Dataset items:
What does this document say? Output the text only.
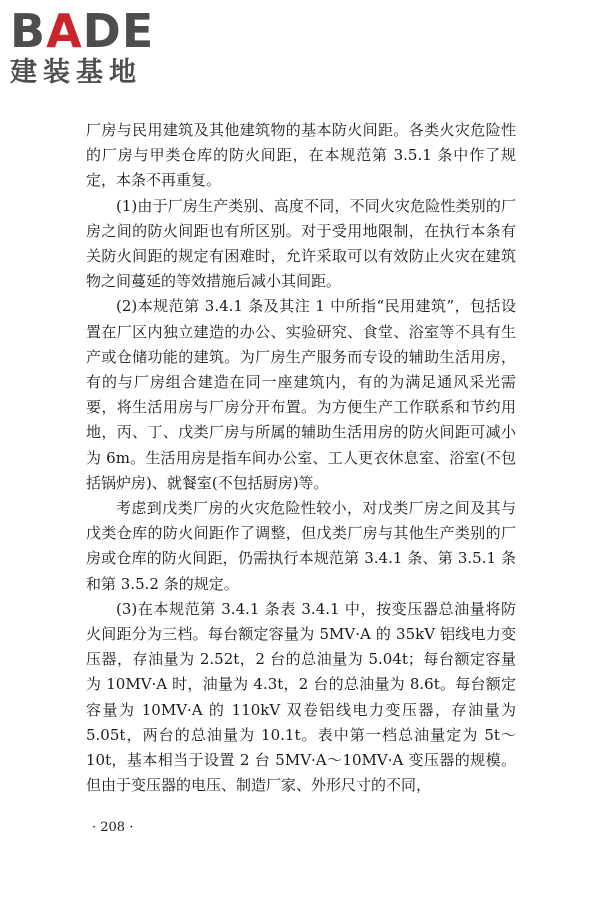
B A DE
建装基地

厂房与民用建筑及其他建筑物的基本防火间距。各类火灾危险性的厂房与甲类仓库的防火间距，在本规范第 3.5.1 条中作了规定，本条不再重复。

(1)由于厂房生产类别、高度不同，不同火灾危险性类别的厂房之间的防火间距也有所区别。对于受用地限制，在执行本条有关防火间距的规定有困难时，允许采取可以有效防止火灾在建筑物之间蔓延的等效措施后减小其间距。

(2)本规范第 3.4.1 条及其注 1 中所指“民用建筑”，包括设置在厂区内独立建造的办公、实验研究、食堂、浴室等不具有生产或仓储功能的建筑。为厂房生产服务而专设的辅助生活用房，有的与厂房组合建造在同一座建筑内，有的为满足通风采光需要，将生活用房与厂房分开布置。为方便生产工作联系和节约用地，丙、丁、戊类厂房与所属的辅助生活用房的防火间距可减小为 6m。生活用房是指车间办公室、工人更衣休息室、浴室(不包括锅炉房)、就餐室(不包括厨房)等。

考虑到戊类厂房的火灾危险性较小，对戊类厂房之间及其与戊类仓库的防火间距作了调整，但戊类厂房与其他生产类别的厂房或仓库的防火间距，仍需执行本规范第 3.4.1 条、第 3.5.1 条和第 3.5.2 条的规定。

(3)在本规范第 3.4.1 条表 3.4.1 中，按变压器总油量将防火间距分为三档。每台额定容量为 5MV·A 的 35kV 铝线电力变压器，存油量为 2.52t，2 台的总油量为 5.04t；每台额定容量为 10MV·A 时，油量为 4.3t，2 台的总油量为 8.6t。每台额定容量为 10MV·A 的 110kV 双卷铝线电力变压器，存油量为 5.05t，两台的总油量为 10.1t。表中第一档总油量定为 5t～10t，基本相当于设置 2 台 5MV·A～10MV·A 变压器的规模。但由于变压器的电压、制造厂家、外形尺寸的不同，

· 208 ·
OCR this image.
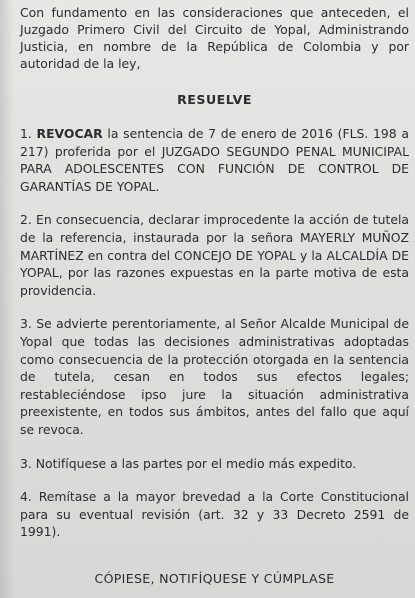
Con fundamento en las consideraciones que anteceden, el Juzgado Primero Civil del Circuito de Yopal, Administrando Justicia, en nombre de la República de Colombia y por autoridad de la ley,

RESUELVE

1. REVOCAR la sentencia de 7 de enero de 2016 (FLS. 198 a 217) proferida por el JUZGADO SEGUNDO PENAL MUNICIPAL PARA ADOLESCENTES CON FUNCIÓN DE CONTROL DE GARANTÍAS DE YOPAL.

2. En consecuencia, declarar improcedente la acción de tutela de la referencia, instaurada por la señora MAYERLY MUÑOZ MARTÍNEZ en contra del CONCEJO DE YOPAL y la ALCALDÍA DE YOPAL, por las razones expuestas en la parte motiva de esta providencia.

3. Se advierte perentoriamente, al Señor Alcalde Municipal de Yopal que todas las decisiones administrativas adoptadas como consecuencia de la protección otorgada en la sentencia de tutela, cesan en todos sus efectos legales; restableciéndose ipso jure la situación administrativa preexistente, en todos sus ámbitos, antes del fallo que aquí se revoca.

3. Notifíquese a las partes por el medio más expedito.

4. Remítase a la mayor brevedad a la Corte Constitucional para su eventual revisión (art. 32 y 33 Decreto 2591 de 1991).

CÓPIESE, NOTIFÍQUESE Y CÚMPLASE
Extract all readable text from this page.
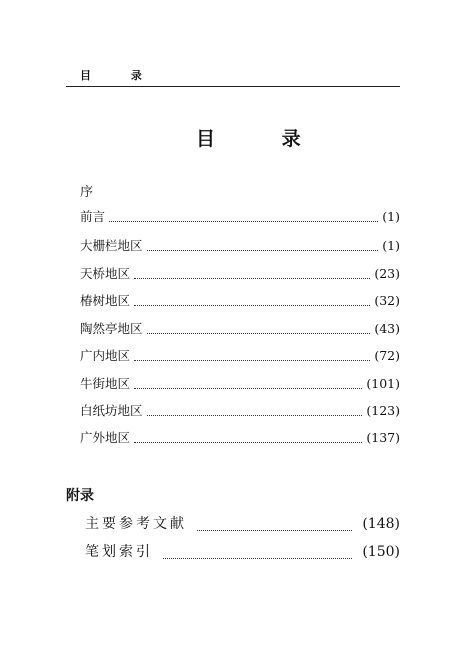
目 录
目 录
序
前言	(1)
大栅栏地区	(1)
天桥地区	(23)
椿树地区	(32)
陶然亭地区	(43)
广内地区	(72)
牛街地区	(101)
白纸坊地区	(123)
广外地区	(137)
附录
主要参考文献	(148)
笔划索引	(150)
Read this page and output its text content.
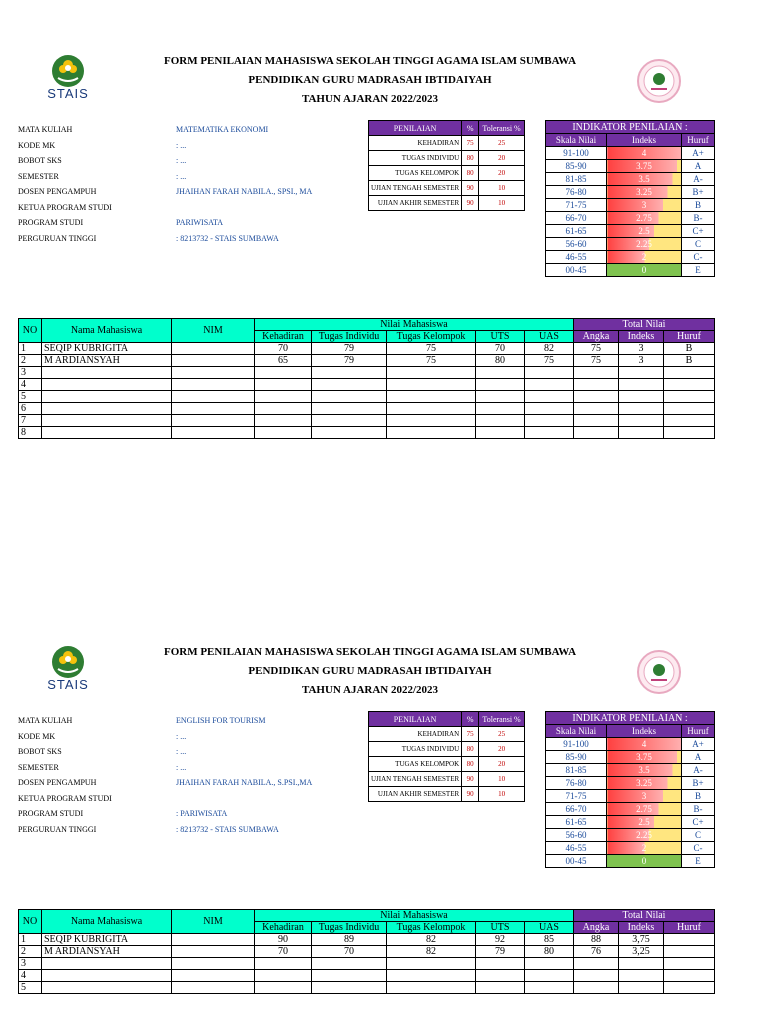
STAIS
FORM PENILAIAN MAHASISWA SEKOLAH TINGGI AGAMA ISLAM SUMBAWA
PENDIDIKAN GURU MADRASAH IBTIDAIYAH
TAHUN AJARAN 2022/2023
MATA KULIAH	MATEMATIKA EKONOMI
KODE MK	: ...
BOBOT SKS	: ...
SEMESTER	: ...
DOSEN PENGAMPUH	JHAIHAN FARAH NABILA., SPSI., MA
KETUA PROGRAM STUDI
PROGRAM STUDI	PARIWISATA
PERGURUAN TINGGI	: 8213732 - STAIS SUMBAWA
PENILAIAN	%	Toleransi %
KEHADIRAN	75	25
TUGAS INDIVIDU	80	20
TUGAS KELOMPOK	80	20
UJIAN TENGAH SEMESTER	90	10
UJIAN AKHIR SEMESTER	90	10
INDIKATOR PENILAIAN :		
Skala Nilai	Indeks	Huruf
91-100	4	A+
85-90	3.75	A
81-85	3.5	A-
76-80	3.25	B+
71-75	3	B
66-70	2.75	B-
61-65	2.5	C+
56-60	2.25	C
46-55	2	C-
00-45	0	E
NO	Nama Mahasiswa	NIM	Nilai Mahasiswa					Total Nilai		
			Kehadiran	Tugas Individu	Tugas Kelompok	UTS	UAS	Angka	Indeks	Huruf
1	SEQIP KUBRIGITA		70	79	75	70	82	75	3	B
2	M ARDIANSYAH		65	79	75	80	75	75	3	B
3										
4										
5										
6										
7										
8										
STAIS
FORM PENILAIAN MAHASISWA SEKOLAH TINGGI AGAMA ISLAM SUMBAWA
PENDIDIKAN GURU MADRASAH IBTIDAIYAH
TAHUN AJARAN 2022/2023
MATA KULIAH	ENGLISH FOR TOURISM
KODE MK	: ...
BOBOT SKS	: ...
SEMESTER	: ...
DOSEN PENGAMPUH	JHAIHAN FARAH NABILA., S.PSI.,MA
KETUA PROGRAM STUDI
PROGRAM STUDI	: PARIWISATA
PERGURUAN TINGGI	: 8213732 - STAIS SUMBAWA
PENILAIAN	%	Toleransi %
KEHADIRAN	75	25
TUGAS INDIVIDU	80	20
TUGAS KELOMPOK	80	20
UJIAN TENGAH SEMESTER	90	10
UJIAN AKHIR SEMESTER	90	10
INDIKATOR PENILAIAN :		
Skala Nilai	Indeks	Huruf
91-100	4	A+
85-90	3.75	A
81-85	3.5	A-
76-80	3.25	B+
71-75	3	B
66-70	2.75	B-
61-65	2.5	C+
56-60	2.25	C
46-55	2	C-
00-45	0	E
NO	Nama Mahasiswa	NIM	Nilai Mahasiswa					Total Nilai		
			Kehadiran	Tugas Individu	Tugas Kelompok	UTS	UAS	Angka	Indeks	Huruf
1	SEQIP KUBRIGITA		90	89	82	92	85	88	3,75	
2	M ARDIANSYAH		70	70	82	79	80	76	3,25	
3										
4										
5										
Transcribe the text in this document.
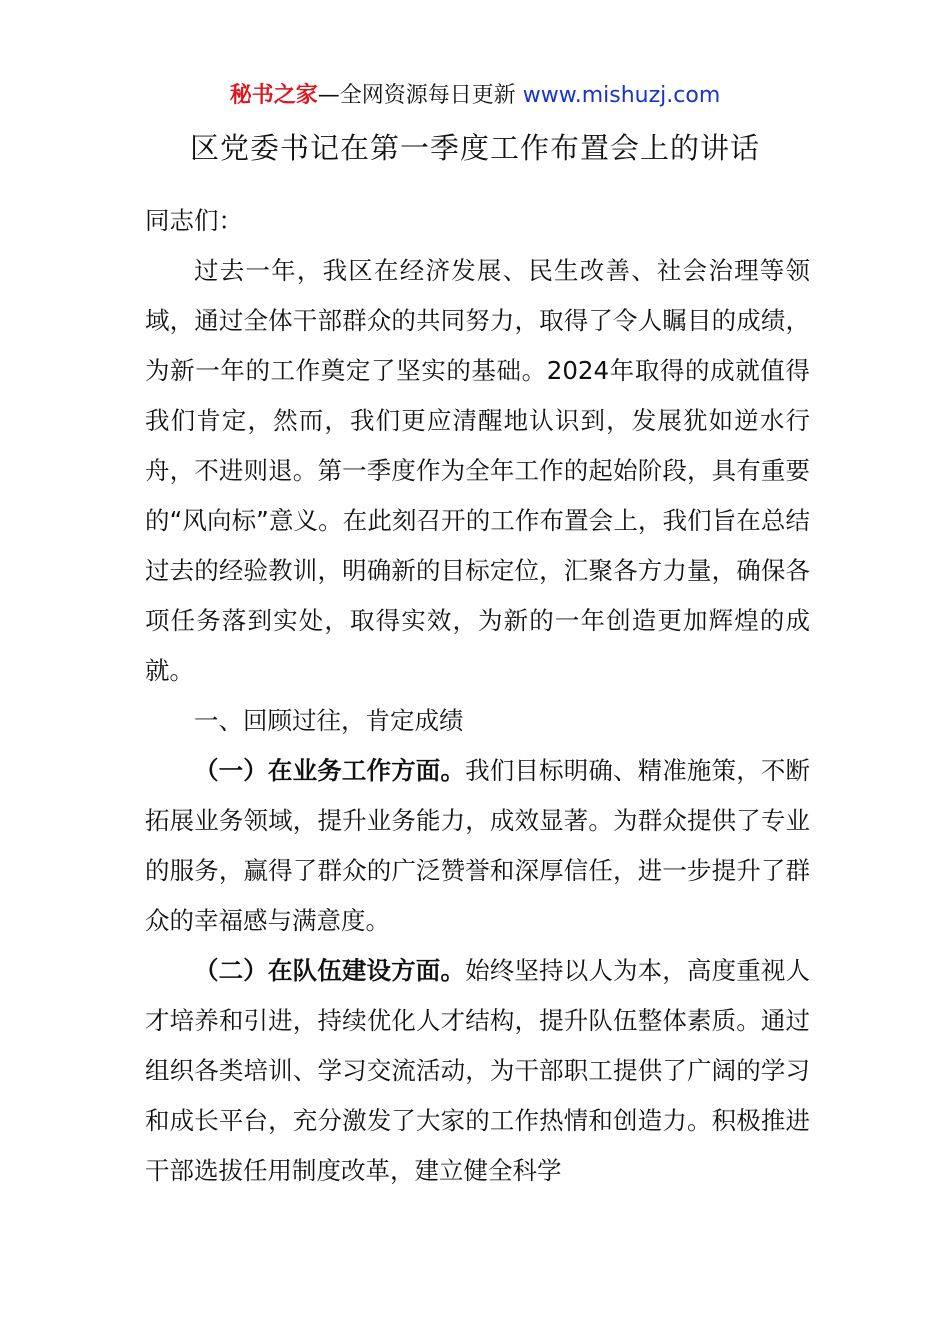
秘书之家—全网资源每日更新 www.mishuzj.com
区党委书记在第一季度工作布置会上的讲话

同志们：

过去一年，我区在经济发展、民生改善、社会治理等领域，通过全体干部群众的共同努力，取得了令人瞩目的成绩，为新一年的工作奠定了坚实的基础。2024年取得的成就值得我们肯定，然而，我们更应清醒地认识到，发展犹如逆水行舟，不进则退。第一季度作为全年工作的起始阶段，具有重要的“风向标”意义。在此刻召开的工作布置会上，我们旨在总结过去的经验教训，明确新的目标定位，汇聚各方力量，确保各项任务落到实处，取得实效，为新的一年创造更加辉煌的成就。

一、回顾过往，肯定成绩

（一）在业务工作方面。我们目标明确、精准施策，不断拓展业务领域，提升业务能力，成效显著。为群众提供了专业的服务，赢得了群众的广泛赞誉和深厚信任，进一步提升了群众的幸福感与满意度。

（二）在队伍建设方面。始终坚持以人为本，高度重视人才培养和引进，持续优化人才结构，提升队伍整体素质。通过组织各类培训、学习交流活动，为干部职工提供了广阔的学习和成长平台，充分激发了大家的工作热情和创造力。积极推进干部选拔任用制度改革，建立健全科学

DO THIS:
Reproduce all of the data exactly; the pictures do not belong in the copy.

SOLUTION TO THIS PROBLEM:
What does this document say? Output the text only.
B A DE
建装基地

厂房与民用建筑及其他建筑物的基本防火间距。各类火灾危险性的厂房与甲类仓库的防火间距，在本规范第 3.5.1 条中作了规定，本条不再重复。

(1)由于厂房生产类别、高度不同，不同火灾危险性类别的厂房之间的防火间距也有所区别。对于受用地限制，在执行本条有关防火间距的规定有困难时，允许采取可以有效防止火灾在建筑物之间蔓延的等效措施后减小其间距。

(2)本规范第 3.4.1 条及其注 1 中所指“民用建筑”，包括设置在厂区内独立建造的办公、实验研究、食堂、浴室等不具有生产或仓储功能的建筑。为厂房生产服务而专设的辅助生活用房，有的与厂房组合建造在同一座建筑内，有的为满足通风采光需要，将生活用房与厂房分开布置。为方便生产工作联系和节约用地，丙、丁、戊类厂房与所属的辅助生活用房的防火间距可减小为 6m。生活用房是指车间办公室、工人更衣休息室、浴室(不包括锅炉房)、就餐室(不包括厨房)等。

考虑到戊类厂房的火灾危险性较小，对戊类厂房之间及其与戊类仓库的防火间距作了调整，但戊类厂房与其他生产类别的厂房或仓库的防火间距，仍需执行本规范第 3.4.1 条、第 3.5.1 条和第 3.5.2 条的规定。

(3)在本规范第 3.4.1 条表 3.4.1 中，按变压器总油量将防火间距分为三档。每台额定容量为 5MV·A 的 35kV 铝线电力变压器，存油量为 2.52t，2 台的总油量为 5.04t；每台额定容量为 10MV·A 时，油量为 4.3t，2 台的总油量为 8.6t。每台额定容量为 10MV·A 的 110kV 双卷铝线电力变压器，存油量为 5.05t，两台的总油量为 10.1t。表中第一档总油量定为 5t～10t，基本相当于设置 2 台 5MV·A～10MV·A 变压器的规模。但由于变压器的电压、制造厂家、外形尺寸的不同，

· 208 ·
OCR this image.
Con fundamento en las consideraciones que anteceden, el Juzgado Primero Civil del Circuito de Yopal, Administrando Justicia, en nombre de la República de Colombia y por autoridad de la ley,

RESUELVE

1. REVOCAR la sentencia de 7 de enero de 2016 (FLS. 198 a 217) proferida por el JUZGADO SEGUNDO PENAL MUNICIPAL PARA ADOLESCENTES CON FUNCIÓN DE CONTROL DE GARANTÍAS DE YOPAL.

2. En consecuencia, declarar improcedente la acción de tutela de la referencia, instaurada por la señora MAYERLY MUÑOZ MARTÍNEZ en contra del CONCEJO DE YOPAL y la ALCALDÍA DE YOPAL, por las razones expuestas en la parte motiva de esta providencia.

3. Se advierte perentoriamente, al Señor Alcalde Municipal de Yopal que todas las decisiones administrativas adoptadas como consecuencia de la protección otorgada en la sentencia de tutela, cesan en todos sus efectos legales; restableciéndose ipso jure la situación administrativa preexistente, en todos sus ámbitos, antes del fallo que aquí se revoca.

3. Notifíquese a las partes por el medio más expedito.

4. Remítase a la mayor brevedad a la Corte Constitucional para su eventual revisión (art. 32 y 33 Decreto 2591 de 1991).

CÓPIESE, NOTIFÍQUESE Y CÚMPLASE
Extract all readable text from this page.
目 录
目 录
序
前言	(1)
大栅栏地区	(1)
天桥地区	(23)
椿树地区	(32)
陶然亭地区	(43)
广内地区	(72)
牛街地区	(101)
白纸坊地区	(123)
广外地区	(137)
附录
主要参考文献	(148)
笔划索引	(150)
Read this page and output its text content.
STAIS
FORM PENILAIAN MAHASISWA SEKOLAH TINGGI AGAMA ISLAM SUMBAWA
PENDIDIKAN GURU MADRASAH IBTIDAIYAH
TAHUN AJARAN 2022/2023
MATA KULIAH	MATEMATIKA EKONOMI
KODE MK	: ...
BOBOT SKS	: ...
SEMESTER	: ...
DOSEN PENGAMPUH	JHAIHAN FARAH NABILA., SPSI., MA
KETUA PROGRAM STUDI
PROGRAM STUDI	PARIWISATA
PERGURUAN TINGGI	: 8213732 - STAIS SUMBAWA
PENILAIAN	%	Toleransi %
KEHADIRAN	75	25
TUGAS INDIVIDU	80	20
TUGAS KELOMPOK	80	20
UJIAN TENGAH SEMESTER	90	10
UJIAN AKHIR SEMESTER	90	10
INDIKATOR PENILAIAN :		
Skala Nilai	Indeks	Huruf
91-100	4	A+
85-90	3.75	A
81-85	3.5	A-
76-80	3.25	B+
71-75	3	B
66-70	2.75	B-
61-65	2.5	C+
56-60	2.25	C
46-55	2	C-
00-45	0	E
NO	Nama Mahasiswa	NIM	Nilai Mahasiswa					Total Nilai		
			Kehadiran	Tugas Individu	Tugas Kelompok	UTS	UAS	Angka	Indeks	Huruf
1	SEQIP KUBRIGITA		70	79	75	70	82	75	3	B
2	M ARDIANSYAH		65	79	75	80	75	75	3	B
3										
4										
5										
6										
7										
8										
STAIS
FORM PENILAIAN MAHASISWA SEKOLAH TINGGI AGAMA ISLAM SUMBAWA
PENDIDIKAN GURU MADRASAH IBTIDAIYAH
TAHUN AJARAN 2022/2023
MATA KULIAH	ENGLISH FOR TOURISM
KODE MK	: ...
BOBOT SKS	: ...
SEMESTER	: ...
DOSEN PENGAMPUH	JHAIHAN FARAH NABILA., S.PSI.,MA
KETUA PROGRAM STUDI
PROGRAM STUDI	: PARIWISATA
PERGURUAN TINGGI	: 8213732 - STAIS SUMBAWA
PENILAIAN	%	Toleransi %
KEHADIRAN	75	25
TUGAS INDIVIDU	80	20
TUGAS KELOMPOK	80	20
UJIAN TENGAH SEMESTER	90	10
UJIAN AKHIR SEMESTER	90	10
INDIKATOR PENILAIAN :		
Skala Nilai	Indeks	Huruf
91-100	4	A+
85-90	3.75	A
81-85	3.5	A-
76-80	3.25	B+
71-75	3	B
66-70	2.75	B-
61-65	2.5	C+
56-60	2.25	C
46-55	2	C-
00-45	0	E
NO	Nama Mahasiswa	NIM	Nilai Mahasiswa					Total Nilai		
			Kehadiran	Tugas Individu	Tugas Kelompok	UTS	UAS	Angka	Indeks	Huruf
1	SEQIP KUBRIGITA		90	89	82	92	85	88	3,75	
2	M ARDIANSYAH		70	70	82	79	80	76	3,25	
3										
4										
5										
Transcribe the text in this document.
秘书之家—全网资源每日更新 www.mishuzj.com
区党委书记在第一季度工作布置会上的讲话

同志们：

过去一年，我区在经济发展、民生改善、社会治理等领域，通过全体干部群众的共同努力，取得了令人瞩目的成绩，为新一年的工作奠定了坚实的基础。2024年取得的成就值得我们肯定，然而，我们更应清醒地认识到，发展犹如逆水行舟，不进则退。第一季度作为全年工作的起始阶段，具有重要的“风向标”意义。在此刻召开的工作布置会上，我们旨在总结过去的经验教训，明确新的目标定位，汇聚各方力量，确保各项任务落到实处，取得实效，为新的一年创造更加辉煌的成就。

一、回顾过往，肯定成绩

（一）在业务工作方面。我们目标明确、精准施策，不断拓展业务领域，提升业务能力，成效显著。为群众提供了专业的服务，赢得了群众的广泛赞誉和深厚信任，进一步提升了群众的幸福感与满意度。

（二）在队伍建设方面。始终坚持以人为本，高度重视人才培养和引进，持续优化人才结构，提升队伍整体素质。通过组织各类培训、学习交流活动，为干部职工提供了广阔的学习和成长平台，充分激发了大家的工作热情和创造力。积极推进干部选拔任用制度改革，建立健全科学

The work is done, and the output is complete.